▶ **RAW DATA**:
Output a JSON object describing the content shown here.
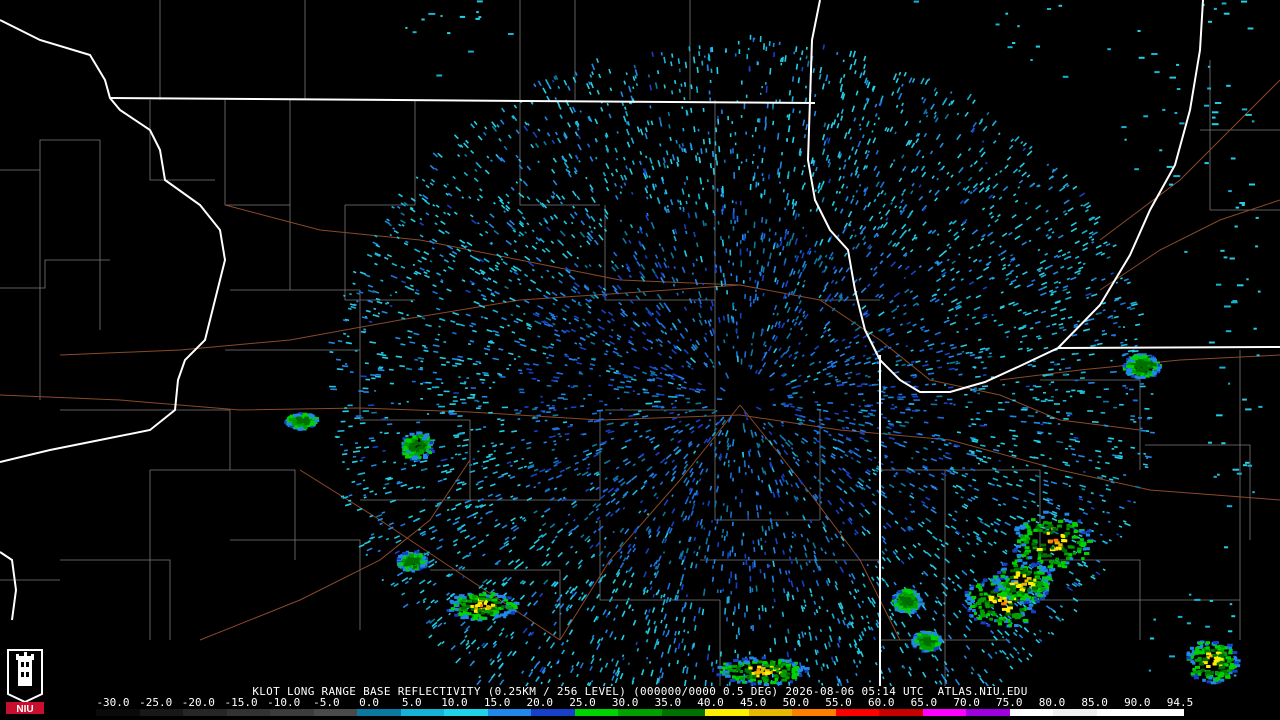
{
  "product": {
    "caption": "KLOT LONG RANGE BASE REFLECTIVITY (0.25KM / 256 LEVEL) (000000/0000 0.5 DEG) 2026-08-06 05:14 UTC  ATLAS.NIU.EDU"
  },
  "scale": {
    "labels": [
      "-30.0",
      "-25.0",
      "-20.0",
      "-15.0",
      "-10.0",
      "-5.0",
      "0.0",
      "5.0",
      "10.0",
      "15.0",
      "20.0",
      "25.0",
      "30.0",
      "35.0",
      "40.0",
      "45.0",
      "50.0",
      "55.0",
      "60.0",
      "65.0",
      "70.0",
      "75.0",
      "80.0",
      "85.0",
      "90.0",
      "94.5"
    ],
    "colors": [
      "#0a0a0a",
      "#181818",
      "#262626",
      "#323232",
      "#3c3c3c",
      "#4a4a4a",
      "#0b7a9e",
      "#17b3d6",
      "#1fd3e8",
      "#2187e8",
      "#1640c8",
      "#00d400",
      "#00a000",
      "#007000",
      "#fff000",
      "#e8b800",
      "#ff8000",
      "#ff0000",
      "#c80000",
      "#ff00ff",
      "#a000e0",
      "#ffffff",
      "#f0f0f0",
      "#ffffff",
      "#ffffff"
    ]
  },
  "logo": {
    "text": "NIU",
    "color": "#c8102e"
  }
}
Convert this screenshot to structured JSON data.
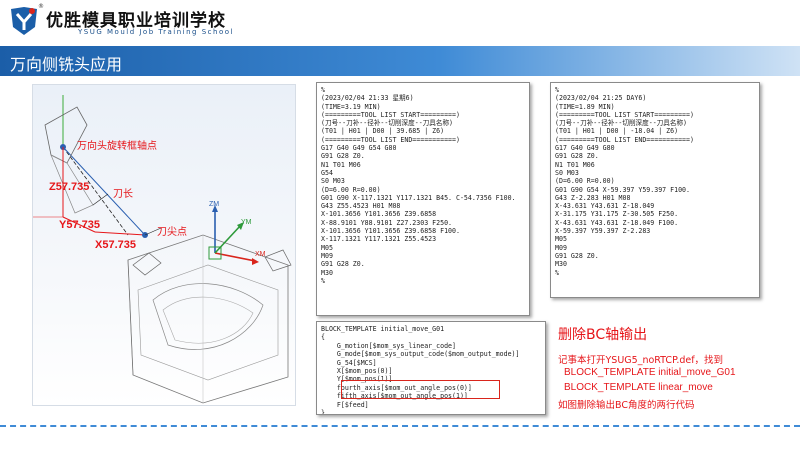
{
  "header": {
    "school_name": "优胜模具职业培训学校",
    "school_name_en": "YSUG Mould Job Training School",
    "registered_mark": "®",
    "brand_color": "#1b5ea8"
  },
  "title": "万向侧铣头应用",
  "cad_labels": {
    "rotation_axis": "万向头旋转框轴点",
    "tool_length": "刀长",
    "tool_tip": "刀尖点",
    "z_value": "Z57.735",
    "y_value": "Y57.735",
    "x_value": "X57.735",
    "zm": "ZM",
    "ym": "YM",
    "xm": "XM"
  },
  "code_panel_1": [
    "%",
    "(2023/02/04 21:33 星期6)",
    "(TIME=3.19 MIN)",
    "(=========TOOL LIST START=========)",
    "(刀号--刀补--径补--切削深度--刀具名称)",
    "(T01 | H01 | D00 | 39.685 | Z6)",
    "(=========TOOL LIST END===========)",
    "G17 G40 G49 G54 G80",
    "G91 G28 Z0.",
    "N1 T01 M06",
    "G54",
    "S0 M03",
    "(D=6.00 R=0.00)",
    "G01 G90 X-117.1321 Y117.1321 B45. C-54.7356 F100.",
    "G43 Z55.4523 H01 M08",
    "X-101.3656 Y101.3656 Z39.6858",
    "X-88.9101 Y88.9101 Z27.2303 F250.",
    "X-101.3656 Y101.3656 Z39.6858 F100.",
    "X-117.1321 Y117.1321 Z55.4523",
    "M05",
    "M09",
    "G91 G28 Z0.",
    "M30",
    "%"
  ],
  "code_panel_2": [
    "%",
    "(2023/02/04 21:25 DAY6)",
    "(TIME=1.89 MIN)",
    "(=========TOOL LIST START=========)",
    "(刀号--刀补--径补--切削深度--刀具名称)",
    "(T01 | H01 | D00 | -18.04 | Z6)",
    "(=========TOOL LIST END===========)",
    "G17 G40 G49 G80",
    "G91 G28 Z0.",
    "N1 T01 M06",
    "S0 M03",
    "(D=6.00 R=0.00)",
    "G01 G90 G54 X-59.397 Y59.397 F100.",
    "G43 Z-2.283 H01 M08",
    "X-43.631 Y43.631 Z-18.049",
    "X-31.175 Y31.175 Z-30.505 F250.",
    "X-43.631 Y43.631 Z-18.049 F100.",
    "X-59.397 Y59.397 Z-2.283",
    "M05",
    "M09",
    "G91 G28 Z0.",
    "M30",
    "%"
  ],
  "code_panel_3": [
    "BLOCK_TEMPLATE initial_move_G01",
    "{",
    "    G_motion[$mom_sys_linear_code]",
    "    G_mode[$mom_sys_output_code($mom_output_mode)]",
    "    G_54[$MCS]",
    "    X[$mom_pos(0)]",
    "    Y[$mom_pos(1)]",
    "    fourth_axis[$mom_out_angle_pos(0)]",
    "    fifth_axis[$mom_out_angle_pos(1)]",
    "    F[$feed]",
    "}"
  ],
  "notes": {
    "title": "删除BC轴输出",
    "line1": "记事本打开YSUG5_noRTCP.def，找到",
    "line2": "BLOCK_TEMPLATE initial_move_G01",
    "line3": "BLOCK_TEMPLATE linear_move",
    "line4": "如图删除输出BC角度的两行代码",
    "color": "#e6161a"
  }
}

▶ **GIVEN EXERCISE**: Restate each entry word for word, please, but drop any images it holds.

▶ **REPLY TO THE EXERCISE**:
Output a JSON object describing the content shown here.
{
  "product": {
    "caption": "KLOT LONG RANGE BASE REFLECTIVITY (0.25KM / 256 LEVEL) (000000/0000 0.5 DEG) 2026-08-06 05:14 UTC  ATLAS.NIU.EDU"
  },
  "scale": {
    "labels": [
      "-30.0",
      "-25.0",
      "-20.0",
      "-15.0",
      "-10.0",
      "-5.0",
      "0.0",
      "5.0",
      "10.0",
      "15.0",
      "20.0",
      "25.0",
      "30.0",
      "35.0",
      "40.0",
      "45.0",
      "50.0",
      "55.0",
      "60.0",
      "65.0",
      "70.0",
      "75.0",
      "80.0",
      "85.0",
      "90.0",
      "94.5"
    ],
    "colors": [
      "#0a0a0a",
      "#181818",
      "#262626",
      "#323232",
      "#3c3c3c",
      "#4a4a4a",
      "#0b7a9e",
      "#17b3d6",
      "#1fd3e8",
      "#2187e8",
      "#1640c8",
      "#00d400",
      "#00a000",
      "#007000",
      "#fff000",
      "#e8b800",
      "#ff8000",
      "#ff0000",
      "#c80000",
      "#ff00ff",
      "#a000e0",
      "#ffffff",
      "#f0f0f0",
      "#ffffff",
      "#ffffff"
    ]
  },
  "logo": {
    "text": "NIU",
    "color": "#c8102e"
  }
}
Convert this screenshot to structured JSON data.
{
  "header": {
    "school_name": "优胜模具职业培训学校",
    "school_name_en": "YSUG Mould Job Training School",
    "registered_mark": "®",
    "brand_color": "#1b5ea8"
  },
  "title": "万向侧铣头应用",
  "cad_labels": {
    "rotation_axis": "万向头旋转框轴点",
    "tool_length": "刀长",
    "tool_tip": "刀尖点",
    "z_value": "Z57.735",
    "y_value": "Y57.735",
    "x_value": "X57.735",
    "zm": "ZM",
    "ym": "YM",
    "xm": "XM"
  },
  "code_panel_1": [
    "%",
    "(2023/02/04 21:33 星期6)",
    "(TIME=3.19 MIN)",
    "(=========TOOL LIST START=========)",
    "(刀号--刀补--径补--切削深度--刀具名称)",
    "(T01 | H01 | D00 | 39.685 | Z6)",
    "(=========TOOL LIST END===========)",
    "G17 G40 G49 G54 G80",
    "G91 G28 Z0.",
    "N1 T01 M06",
    "G54",
    "S0 M03",
    "(D=6.00 R=0.00)",
    "G01 G90 X-117.1321 Y117.1321 B45. C-54.7356 F100.",
    "G43 Z55.4523 H01 M08",
    "X-101.3656 Y101.3656 Z39.6858",
    "X-88.9101 Y88.9101 Z27.2303 F250.",
    "X-101.3656 Y101.3656 Z39.6858 F100.",
    "X-117.1321 Y117.1321 Z55.4523",
    "M05",
    "M09",
    "G91 G28 Z0.",
    "M30",
    "%"
  ],
  "code_panel_2": [
    "%",
    "(2023/02/04 21:25 DAY6)",
    "(TIME=1.89 MIN)",
    "(=========TOOL LIST START=========)",
    "(刀号--刀补--径补--切削深度--刀具名称)",
    "(T01 | H01 | D00 | -18.04 | Z6)",
    "(=========TOOL LIST END===========)",
    "G17 G40 G49 G80",
    "G91 G28 Z0.",
    "N1 T01 M06",
    "S0 M03",
    "(D=6.00 R=0.00)",
    "G01 G90 G54 X-59.397 Y59.397 F100.",
    "G43 Z-2.283 H01 M08",
    "X-43.631 Y43.631 Z-18.049",
    "X-31.175 Y31.175 Z-30.505 F250.",
    "X-43.631 Y43.631 Z-18.049 F100.",
    "X-59.397 Y59.397 Z-2.283",
    "M05",
    "M09",
    "G91 G28 Z0.",
    "M30",
    "%"
  ],
  "code_panel_3": [
    "BLOCK_TEMPLATE initial_move_G01",
    "{",
    "    G_motion[$mom_sys_linear_code]",
    "    G_mode[$mom_sys_output_code($mom_output_mode)]",
    "    G_54[$MCS]",
    "    X[$mom_pos(0)]",
    "    Y[$mom_pos(1)]",
    "    fourth_axis[$mom_out_angle_pos(0)]",
    "    fifth_axis[$mom_out_angle_pos(1)]",
    "    F[$feed]",
    "}"
  ],
  "notes": {
    "title": "删除BC轴输出",
    "line1": "记事本打开YSUG5_noRTCP.def，找到",
    "line2": "BLOCK_TEMPLATE initial_move_G01",
    "line3": "BLOCK_TEMPLATE linear_move",
    "line4": "如图删除输出BC角度的两行代码",
    "color": "#e6161a"
  }
}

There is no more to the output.